[Instructions to follow]: Your task is to transcribe the data in full.

[Records provided]:
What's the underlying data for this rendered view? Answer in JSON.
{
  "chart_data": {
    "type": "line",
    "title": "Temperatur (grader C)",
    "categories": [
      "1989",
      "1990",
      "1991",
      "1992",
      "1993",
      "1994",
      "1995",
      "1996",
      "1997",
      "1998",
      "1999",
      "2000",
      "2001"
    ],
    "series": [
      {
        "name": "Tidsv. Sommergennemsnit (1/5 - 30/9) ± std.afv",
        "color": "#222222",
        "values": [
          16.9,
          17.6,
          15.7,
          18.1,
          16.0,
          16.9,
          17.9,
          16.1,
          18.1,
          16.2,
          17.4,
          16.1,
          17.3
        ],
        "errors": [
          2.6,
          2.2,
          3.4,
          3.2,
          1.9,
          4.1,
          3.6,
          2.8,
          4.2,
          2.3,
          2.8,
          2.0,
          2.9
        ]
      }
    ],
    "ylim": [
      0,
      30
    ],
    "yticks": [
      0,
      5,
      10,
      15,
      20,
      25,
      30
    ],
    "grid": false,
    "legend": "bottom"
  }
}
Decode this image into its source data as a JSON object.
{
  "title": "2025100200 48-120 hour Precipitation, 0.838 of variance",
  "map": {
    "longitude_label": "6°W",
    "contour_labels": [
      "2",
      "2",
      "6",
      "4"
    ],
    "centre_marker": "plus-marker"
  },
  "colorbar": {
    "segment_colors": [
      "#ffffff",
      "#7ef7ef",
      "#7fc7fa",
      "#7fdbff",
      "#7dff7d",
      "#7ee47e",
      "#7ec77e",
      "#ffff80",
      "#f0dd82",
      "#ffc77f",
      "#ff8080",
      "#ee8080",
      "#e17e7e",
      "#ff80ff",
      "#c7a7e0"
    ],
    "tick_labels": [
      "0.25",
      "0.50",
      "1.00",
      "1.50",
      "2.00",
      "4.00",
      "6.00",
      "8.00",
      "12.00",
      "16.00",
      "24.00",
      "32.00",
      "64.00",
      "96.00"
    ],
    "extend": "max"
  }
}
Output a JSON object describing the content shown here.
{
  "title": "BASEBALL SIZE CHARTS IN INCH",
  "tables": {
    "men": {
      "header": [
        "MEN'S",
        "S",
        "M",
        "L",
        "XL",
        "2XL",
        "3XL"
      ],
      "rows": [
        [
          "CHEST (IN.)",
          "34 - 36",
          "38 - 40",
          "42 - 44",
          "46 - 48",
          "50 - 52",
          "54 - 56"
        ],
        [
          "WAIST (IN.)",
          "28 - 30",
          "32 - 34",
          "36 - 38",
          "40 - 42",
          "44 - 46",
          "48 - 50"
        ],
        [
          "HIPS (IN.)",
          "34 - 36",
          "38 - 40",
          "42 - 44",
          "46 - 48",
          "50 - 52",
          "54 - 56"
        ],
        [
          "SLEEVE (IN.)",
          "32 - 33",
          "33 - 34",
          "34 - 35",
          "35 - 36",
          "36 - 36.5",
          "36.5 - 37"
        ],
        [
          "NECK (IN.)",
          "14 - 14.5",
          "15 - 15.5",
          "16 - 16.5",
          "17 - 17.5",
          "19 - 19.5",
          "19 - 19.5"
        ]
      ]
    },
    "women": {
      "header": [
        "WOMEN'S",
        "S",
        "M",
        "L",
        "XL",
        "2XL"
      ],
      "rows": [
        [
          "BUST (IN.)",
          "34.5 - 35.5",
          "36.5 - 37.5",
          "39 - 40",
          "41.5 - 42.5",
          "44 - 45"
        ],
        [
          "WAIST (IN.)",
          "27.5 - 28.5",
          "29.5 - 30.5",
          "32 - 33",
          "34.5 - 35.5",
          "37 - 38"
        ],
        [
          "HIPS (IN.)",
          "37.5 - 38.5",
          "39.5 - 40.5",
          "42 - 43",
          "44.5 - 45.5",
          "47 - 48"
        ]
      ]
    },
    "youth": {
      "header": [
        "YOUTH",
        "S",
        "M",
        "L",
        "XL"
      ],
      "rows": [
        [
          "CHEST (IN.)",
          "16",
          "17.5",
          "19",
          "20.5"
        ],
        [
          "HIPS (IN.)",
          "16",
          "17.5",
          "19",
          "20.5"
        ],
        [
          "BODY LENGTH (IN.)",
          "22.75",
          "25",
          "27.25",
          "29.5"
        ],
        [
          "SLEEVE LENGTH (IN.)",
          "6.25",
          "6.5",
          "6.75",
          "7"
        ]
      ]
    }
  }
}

[Complete response]:
What's the underlying data for this rendered view? Answer in JSON.
{
  "chart_data": {
    "type": "line",
    "title": "Temperatur (grader C)",
    "categories": [
      "1989",
      "1990",
      "1991",
      "1992",
      "1993",
      "1994",
      "1995",
      "1996",
      "1997",
      "1998",
      "1999",
      "2000",
      "2001"
    ],
    "series": [
      {
        "name": "Tidsv. Sommergennemsnit (1/5 - 30/9) ± std.afv",
        "color": "#222222",
        "values": [
          16.9,
          17.6,
          15.7,
          18.1,
          16.0,
          16.9,
          17.9,
          16.1,
          18.1,
          16.2,
          17.4,
          16.1,
          17.3
        ],
        "errors": [
          2.6,
          2.2,
          3.4,
          3.2,
          1.9,
          4.1,
          3.6,
          2.8,
          4.2,
          2.3,
          2.8,
          2.0,
          2.9
        ]
      }
    ],
    "ylim": [
      0,
      30
    ],
    "yticks": [
      0,
      5,
      10,
      15,
      20,
      25,
      30
    ],
    "grid": false,
    "legend": "bottom"
  }
}
Decode this image into its source data as a JSON object.
{
  "title": "2025100200 48-120 hour Precipitation, 0.838 of variance",
  "map": {
    "longitude_label": "6°W",
    "contour_labels": [
      "2",
      "2",
      "6",
      "4"
    ],
    "centre_marker": "plus-marker"
  },
  "colorbar": {
    "segment_colors": [
      "#ffffff",
      "#7ef7ef",
      "#7fc7fa",
      "#7fdbff",
      "#7dff7d",
      "#7ee47e",
      "#7ec77e",
      "#ffff80",
      "#f0dd82",
      "#ffc77f",
      "#ff8080",
      "#ee8080",
      "#e17e7e",
      "#ff80ff",
      "#c7a7e0"
    ],
    "tick_labels": [
      "0.25",
      "0.50",
      "1.00",
      "1.50",
      "2.00",
      "4.00",
      "6.00",
      "8.00",
      "12.00",
      "16.00",
      "24.00",
      "32.00",
      "64.00",
      "96.00"
    ],
    "extend": "max"
  }
}
Output a JSON object describing the content shown here.
{
  "title": "BASEBALL SIZE CHARTS IN INCH",
  "tables": {
    "men": {
      "header": [
        "MEN'S",
        "S",
        "M",
        "L",
        "XL",
        "2XL",
        "3XL"
      ],
      "rows": [
        [
          "CHEST (IN.)",
          "34 - 36",
          "38 - 40",
          "42 - 44",
          "46 - 48",
          "50 - 52",
          "54 - 56"
        ],
        [
          "WAIST (IN.)",
          "28 - 30",
          "32 - 34",
          "36 - 38",
          "40 - 42",
          "44 - 46",
          "48 - 50"
        ],
        [
          "HIPS (IN.)",
          "34 - 36",
          "38 - 40",
          "42 - 44",
          "46 - 48",
          "50 - 52",
          "54 - 56"
        ],
        [
          "SLEEVE (IN.)",
          "32 - 33",
          "33 - 34",
          "34 - 35",
          "35 - 36",
          "36 - 36.5",
          "36.5 - 37"
        ],
        [
          "NECK (IN.)",
          "14 - 14.5",
          "15 - 15.5",
          "16 - 16.5",
          "17 - 17.5",
          "19 - 19.5",
          "19 - 19.5"
        ]
      ]
    },
    "women": {
      "header": [
        "WOMEN'S",
        "S",
        "M",
        "L",
        "XL",
        "2XL"
      ],
      "rows": [
        [
          "BUST (IN.)",
          "34.5 - 35.5",
          "36.5 - 37.5",
          "39 - 40",
          "41.5 - 42.5",
          "44 - 45"
        ],
        [
          "WAIST (IN.)",
          "27.5 - 28.5",
          "29.5 - 30.5",
          "32 - 33",
          "34.5 - 35.5",
          "37 - 38"
        ],
        [
          "HIPS (IN.)",
          "37.5 - 38.5",
          "39.5 - 40.5",
          "42 - 43",
          "44.5 - 45.5",
          "47 - 48"
        ]
      ]
    },
    "youth": {
      "header": [
        "YOUTH",
        "S",
        "M",
        "L",
        "XL"
      ],
      "rows": [
        [
          "CHEST (IN.)",
          "16",
          "17.5",
          "19",
          "20.5"
        ],
        [
          "HIPS (IN.)",
          "16",
          "17.5",
          "19",
          "20.5"
        ],
        [
          "BODY LENGTH (IN.)",
          "22.75",
          "25",
          "27.25",
          "29.5"
        ],
        [
          "SLEEVE LENGTH (IN.)",
          "6.25",
          "6.5",
          "6.75",
          "7"
        ]
      ]
    }
  }
}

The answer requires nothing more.